:: Task brief ::
Check every line of the entries for "this", and copy the lines that hold it.

(Saved data entries)

──────────

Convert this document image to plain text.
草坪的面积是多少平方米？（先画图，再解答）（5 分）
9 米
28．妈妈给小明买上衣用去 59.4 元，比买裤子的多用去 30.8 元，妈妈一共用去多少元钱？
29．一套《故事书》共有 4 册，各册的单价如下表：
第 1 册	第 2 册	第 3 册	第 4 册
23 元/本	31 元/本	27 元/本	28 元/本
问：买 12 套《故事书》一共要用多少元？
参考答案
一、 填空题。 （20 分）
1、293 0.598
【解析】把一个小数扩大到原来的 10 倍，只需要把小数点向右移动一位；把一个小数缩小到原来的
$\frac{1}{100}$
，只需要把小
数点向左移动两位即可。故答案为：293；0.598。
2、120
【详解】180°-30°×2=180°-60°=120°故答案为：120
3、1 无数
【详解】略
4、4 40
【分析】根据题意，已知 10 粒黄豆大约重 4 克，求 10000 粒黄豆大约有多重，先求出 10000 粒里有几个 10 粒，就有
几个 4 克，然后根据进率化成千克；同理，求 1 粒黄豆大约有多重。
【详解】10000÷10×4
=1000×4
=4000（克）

──────────

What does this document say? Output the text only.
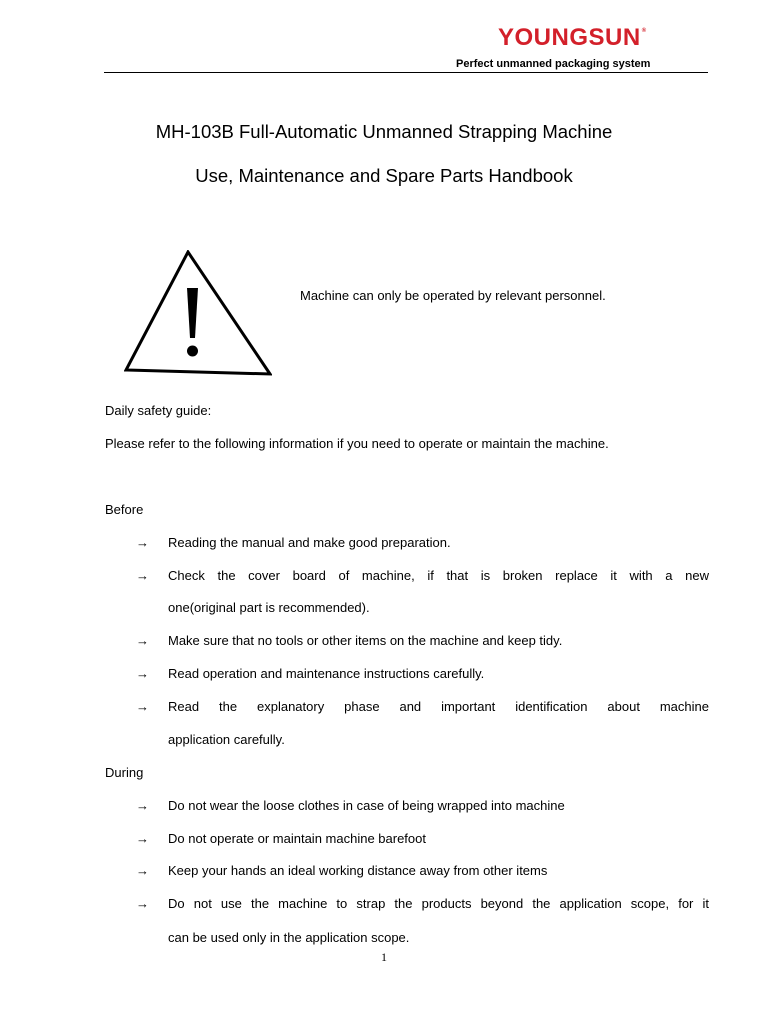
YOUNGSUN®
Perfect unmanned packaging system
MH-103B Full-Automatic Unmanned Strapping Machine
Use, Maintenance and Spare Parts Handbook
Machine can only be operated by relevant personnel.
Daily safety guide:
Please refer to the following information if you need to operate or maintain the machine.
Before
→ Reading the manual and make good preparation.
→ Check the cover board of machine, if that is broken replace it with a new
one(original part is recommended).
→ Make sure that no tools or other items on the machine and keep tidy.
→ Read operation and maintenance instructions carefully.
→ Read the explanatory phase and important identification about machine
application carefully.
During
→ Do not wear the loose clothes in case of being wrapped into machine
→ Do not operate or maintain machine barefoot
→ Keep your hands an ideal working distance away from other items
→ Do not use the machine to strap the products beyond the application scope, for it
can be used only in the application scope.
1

──────────

:: Written reply ::
Convert this document image to plain text.
What does this document say? Output the text only.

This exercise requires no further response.